→ Objective
Reproduce every record below exactly as it appears.

START Material for the task

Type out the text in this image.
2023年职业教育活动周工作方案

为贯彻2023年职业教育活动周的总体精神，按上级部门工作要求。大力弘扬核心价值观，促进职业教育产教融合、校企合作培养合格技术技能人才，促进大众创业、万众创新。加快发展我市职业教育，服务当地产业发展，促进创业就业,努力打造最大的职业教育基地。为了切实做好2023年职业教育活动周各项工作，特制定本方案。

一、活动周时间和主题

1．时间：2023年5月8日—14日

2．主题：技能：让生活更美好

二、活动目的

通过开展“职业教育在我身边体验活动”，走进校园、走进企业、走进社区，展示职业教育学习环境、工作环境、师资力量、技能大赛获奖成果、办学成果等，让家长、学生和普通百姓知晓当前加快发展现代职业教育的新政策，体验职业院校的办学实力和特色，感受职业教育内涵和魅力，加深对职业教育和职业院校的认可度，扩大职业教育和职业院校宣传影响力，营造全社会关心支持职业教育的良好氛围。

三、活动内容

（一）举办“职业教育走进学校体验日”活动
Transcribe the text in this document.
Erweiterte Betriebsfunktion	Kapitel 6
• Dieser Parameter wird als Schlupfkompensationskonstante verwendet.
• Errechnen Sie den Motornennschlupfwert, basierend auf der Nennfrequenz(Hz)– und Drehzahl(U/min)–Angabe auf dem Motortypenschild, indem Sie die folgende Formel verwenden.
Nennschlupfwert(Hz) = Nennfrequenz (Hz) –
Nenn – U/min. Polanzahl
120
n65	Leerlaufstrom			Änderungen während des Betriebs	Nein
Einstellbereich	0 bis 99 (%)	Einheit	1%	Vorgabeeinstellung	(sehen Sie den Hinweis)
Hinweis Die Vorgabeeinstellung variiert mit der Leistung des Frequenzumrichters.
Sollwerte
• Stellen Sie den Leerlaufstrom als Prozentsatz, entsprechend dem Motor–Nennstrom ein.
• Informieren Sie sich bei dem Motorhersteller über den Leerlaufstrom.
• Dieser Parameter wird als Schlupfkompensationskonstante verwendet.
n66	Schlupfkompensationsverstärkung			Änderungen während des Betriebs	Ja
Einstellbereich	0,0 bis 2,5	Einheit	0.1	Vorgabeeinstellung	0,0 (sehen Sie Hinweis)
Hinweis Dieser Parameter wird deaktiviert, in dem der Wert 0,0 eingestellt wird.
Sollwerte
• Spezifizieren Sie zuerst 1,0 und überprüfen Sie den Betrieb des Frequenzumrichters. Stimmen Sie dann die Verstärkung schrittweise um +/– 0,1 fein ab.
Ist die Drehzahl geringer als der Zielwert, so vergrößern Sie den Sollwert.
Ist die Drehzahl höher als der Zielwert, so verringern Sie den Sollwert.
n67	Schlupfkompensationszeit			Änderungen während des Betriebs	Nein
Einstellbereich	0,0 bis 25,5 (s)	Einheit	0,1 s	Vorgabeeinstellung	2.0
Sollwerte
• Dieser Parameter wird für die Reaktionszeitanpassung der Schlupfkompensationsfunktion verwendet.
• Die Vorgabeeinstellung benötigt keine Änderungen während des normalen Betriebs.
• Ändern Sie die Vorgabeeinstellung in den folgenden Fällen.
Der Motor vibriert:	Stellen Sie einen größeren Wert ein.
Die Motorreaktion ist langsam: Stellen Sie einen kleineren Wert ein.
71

END Material for the task

→ Response for this exercise
Type out the text in this image.
2023年职业教育活动周工作方案

为贯彻2023年职业教育活动周的总体精神，按上级部门工作要求。大力弘扬核心价值观，促进职业教育产教融合、校企合作培养合格技术技能人才，促进大众创业、万众创新。加快发展我市职业教育，服务当地产业发展，促进创业就业,努力打造最大的职业教育基地。为了切实做好2023年职业教育活动周各项工作，特制定本方案。

一、活动周时间和主题

1．时间：2023年5月8日—14日

2．主题：技能：让生活更美好

二、活动目的

通过开展“职业教育在我身边体验活动”，走进校园、走进企业、走进社区，展示职业教育学习环境、工作环境、师资力量、技能大赛获奖成果、办学成果等，让家长、学生和普通百姓知晓当前加快发展现代职业教育的新政策，体验职业院校的办学实力和特色，感受职业教育内涵和魅力，加深对职业教育和职业院校的认可度，扩大职业教育和职业院校宣传影响力，营造全社会关心支持职业教育的良好氛围。

三、活动内容

（一）举办“职业教育走进学校体验日”活动
Transcribe the text in this document.
Erweiterte Betriebsfunktion	Kapitel 6
• Dieser Parameter wird als Schlupfkompensationskonstante verwendet.
• Errechnen Sie den Motornennschlupfwert, basierend auf der Nennfrequenz(Hz)– und Drehzahl(U/min)–Angabe auf dem Motortypenschild, indem Sie die folgende Formel verwenden.
Nennschlupfwert(Hz) = Nennfrequenz (Hz) –
Nenn – U/min. Polanzahl
120
n65	Leerlaufstrom			Änderungen während des Betriebs	Nein
Einstellbereich	0 bis 99 (%)	Einheit	1%	Vorgabeeinstellung	(sehen Sie den Hinweis)
Hinweis Die Vorgabeeinstellung variiert mit der Leistung des Frequenzumrichters.
Sollwerte
• Stellen Sie den Leerlaufstrom als Prozentsatz, entsprechend dem Motor–Nennstrom ein.
• Informieren Sie sich bei dem Motorhersteller über den Leerlaufstrom.
• Dieser Parameter wird als Schlupfkompensationskonstante verwendet.
n66	Schlupfkompensationsverstärkung			Änderungen während des Betriebs	Ja
Einstellbereich	0,0 bis 2,5	Einheit	0.1	Vorgabeeinstellung	0,0 (sehen Sie Hinweis)
Hinweis Dieser Parameter wird deaktiviert, in dem der Wert 0,0 eingestellt wird.
Sollwerte
• Spezifizieren Sie zuerst 1,0 und überprüfen Sie den Betrieb des Frequenzumrichters. Stimmen Sie dann die Verstärkung schrittweise um +/– 0,1 fein ab.
Ist die Drehzahl geringer als der Zielwert, so vergrößern Sie den Sollwert.
Ist die Drehzahl höher als der Zielwert, so verringern Sie den Sollwert.
n67	Schlupfkompensationszeit			Änderungen während des Betriebs	Nein
Einstellbereich	0,0 bis 25,5 (s)	Einheit	0,1 s	Vorgabeeinstellung	2.0
Sollwerte
• Dieser Parameter wird für die Reaktionszeitanpassung der Schlupfkompensationsfunktion verwendet.
• Die Vorgabeeinstellung benötigt keine Änderungen während des normalen Betriebs.
• Ändern Sie die Vorgabeeinstellung in den folgenden Fällen.
Der Motor vibriert:	Stellen Sie einen größeren Wert ein.
Die Motorreaktion ist langsam: Stellen Sie einen kleineren Wert ein.
71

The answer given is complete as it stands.